(Data entries)
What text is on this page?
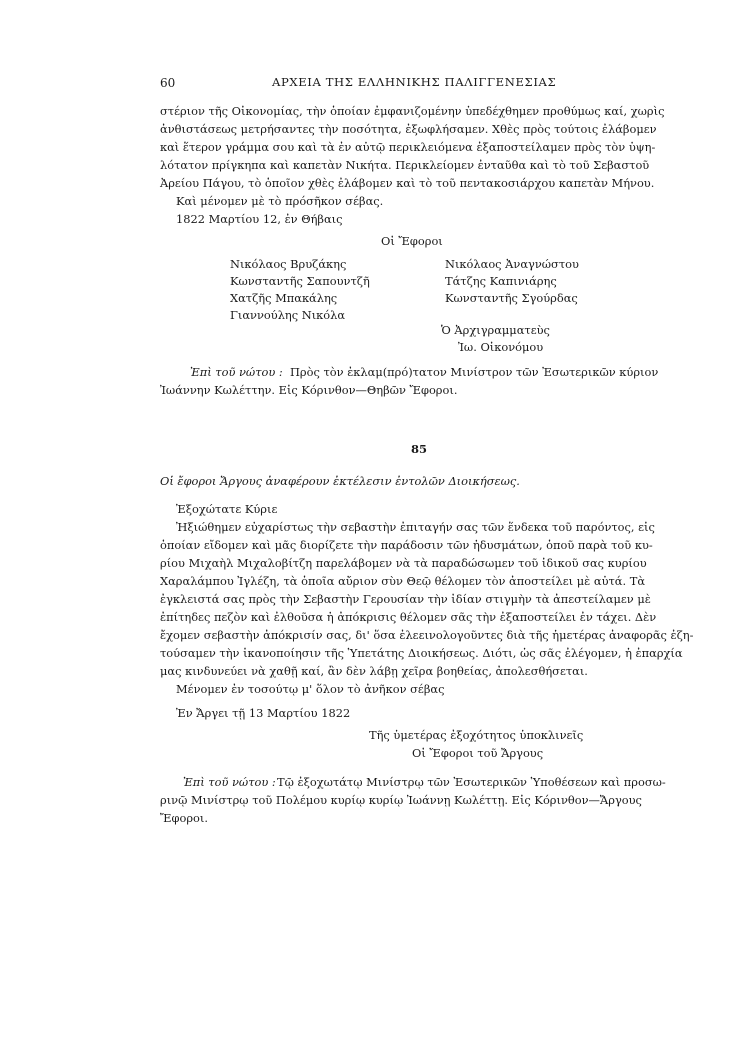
60	ΑΡΧΕΙΑ ΤΗΣ ΕΛΛΗΝΙΚΗΣ ΠΑΛΙΓΓΕΝΕΣΙΑΣ
στέριον τῆς Οἰκονομίας, τὴν ὁποίαν ἐμφανιζομένην ὑπεδέχθημεν προθύμως καί, χωρὶς
ἀνθιστάσεως μετρήσαντες τὴν ποσότητα, ἐξωφλήσαμεν. Χθὲς πρὸς τούτοις ἐλάβομεν
καὶ ἕτερον γράμμα σου καὶ τὰ ἐν αὐτῷ περικλειόμενα ἐξαποστείλαμεν πρὸς τὸν ὑψη-
λότατον πρίγκηπα καὶ καπετὰν Νικήτα. Περικλείομεν ἐνταῦθα καὶ τὸ τοῦ Σεβαστοῦ
Ἀρείου Πάγου, τὸ ὁποῖον χθὲς ἐλάβομεν καὶ τὸ τοῦ πεντακοσιάρχου καπετὰν Μήνου.
Καὶ μένομεν μὲ τὸ πρόσῆκον σέβας.
1822 Μαρτίου 12, ἐν Θήβαις
Οἱ Ἔφοροι
Νικόλαος Βρυζάκης
Κωνσταντῆς Σαπουντζῆ
Χατζῆς Μπακάλης
Γιαννούλης Νικόλα
Νικόλαος Ἀναγνώστου
Τάτζης Καπινιάρης
Κωνσταντῆς Σγούρδας
Ὁ Ἀρχιγραμματεὺς
Ἰω. Οἰκονόμου
Ἐπὶ τοῦ νώτου : Πρὸς τὸν ἐκλαμ(πρό)τατον Μινίστρον τῶν Ἐσωτερικῶν κύριον
Ἰωάννην Κωλέττην. Εἰς Κόρινθον—Θηβῶν Ἔφοροι.
85
Οἱ ἔφοροι Ἄργους ἀναφέρουν ἐκτέλεσιν ἐντολῶν Διοικήσεως.
Ἐξοχώτατε Κύριε
Ἠξιώθημεν εὐχαρίστως τὴν σεβαστὴν ἐπιταγήν σας τῶν ἕνδεκα τοῦ παρόντος, εἰς
ὁποίαν εἴδομεν καὶ μᾶς διορίζετε τὴν παράδοσιν τῶν ἡδυσμάτων, ὁποῦ παρὰ τοῦ κυ-
ρίου Μιχαὴλ Μιχαλοβίτζη παρελάβομεν νὰ τὰ παραδώσωμεν τοῦ ἰδικοῦ σας κυρίου
Χαραλάμπου Ἰγλέζη, τὰ ὁποῖα αὔριον σὺν Θεῷ θέλομεν τὸν ἀποστείλει μὲ αὐτά. Τὰ
ἐγκλειστά σας πρὸς τὴν Σεβαστὴν Γερουσίαν τὴν ἰδίαν στιγμὴν τὰ ἀπεστείλαμεν μὲ
ἐπίτηδες πεζὸν καὶ ἐλθοῦσα ἡ ἀπόκρισις θέλομεν σᾶς τὴν ἐξαποστείλει ἐν τάχει. Δὲν
ἔχομεν σεβαστὴν ἀπόκρισίν σας, δι' ὅσα ἐλεεινολογοῦντες διὰ τῆς ἡμετέρας ἀναφορᾶς ἐζη-
τούσαμεν τὴν ἱκανοποίησιν τῆς Ὑπετάτης Διοικήσεως. Διότι, ὡς σᾶς ἐλέγομεν, ἡ ἐπαρχία
μας κινδυνεύει νὰ χαθῇ καί, ἂν δὲν λάβῃ χεῖρα βοηθείας, ἀπολεσθήσεται.
Μένομεν ἐν τοσούτῳ μ' ὅλον τὸ ἀνῆκον σέβας
Ἐν Ἄργει τῇ 13 Μαρτίου 1822
Τῆς ὑμετέρας ἐξοχότητος ὑποκλινεῖς
Οἱ Ἔφοροι τοῦ Ἄργους
Ἐπὶ τοῦ νώτου : Τῷ ἐξοχωτάτῳ Μινίστρῳ τῶν Ἐσωτερικῶν Ὑποθέσεων καὶ προσω-
ρινῷ Μινίστρῳ τοῦ Πολέμου κυρίῳ κυρίῳ Ἰωάννῃ Κωλέττῃ. Εἰς Κόρινθον—Ἄργους
Ἔφοροι.
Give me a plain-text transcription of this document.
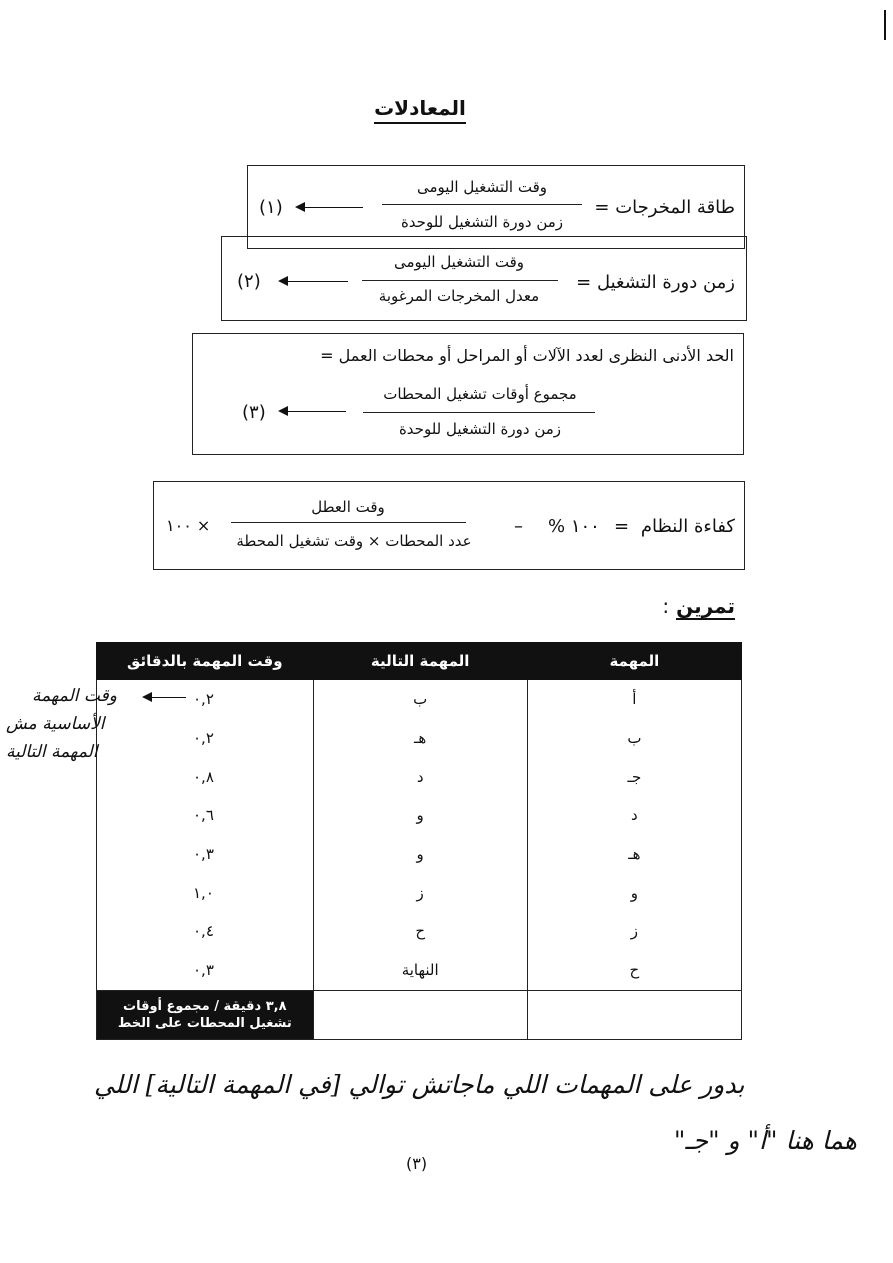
المعادلات
طاقة المخرجات =
وقت التشغيل اليومى
زمن دورة التشغيل للوحدة
(١)
زمن دورة التشغيل =
وقت التشغيل اليومى
معدل المخرجات المرغوبة
(٢)
الحد الأدنى النظرى لعدد الآلات أو المراحل أو محطات العمل =
مجموع أوقات تشغيل المحطات
زمن دورة التشغيل للوحدة
(٣)
كفاءة النظام
=
١٠٠ %
–
وقت العطل
عدد المحطات × وقت تشغيل المحطة
× ١٠٠
تمرين :
المهمة	المهمة التالية	وقت المهمة بالدقائق
أ	ب	٠,٢
ب	هـ	٠,٢
جـ	د	٠,٨
د	و	٠,٦
هـ	و	٠,٣
و	ز	١,٠
ز	ح	٠,٤
ح	النهاية	٠,٣

		٣,٨ دقيقة / مجموع أوقات
تشغيل المحطات على الخط
وقت المهمة
الأساسية مش
المهمة التالية
بدور على المهمات اللي ماجاتش توالي [في المهمة التالية] اللي
هما هنا "أ" و "جـ"
(٣)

__CHALLENGE__: Looking at the records above, work out how many lines include the word "أوقات", then give that number by itself.

__RESULT FOR THIS TASK__: 2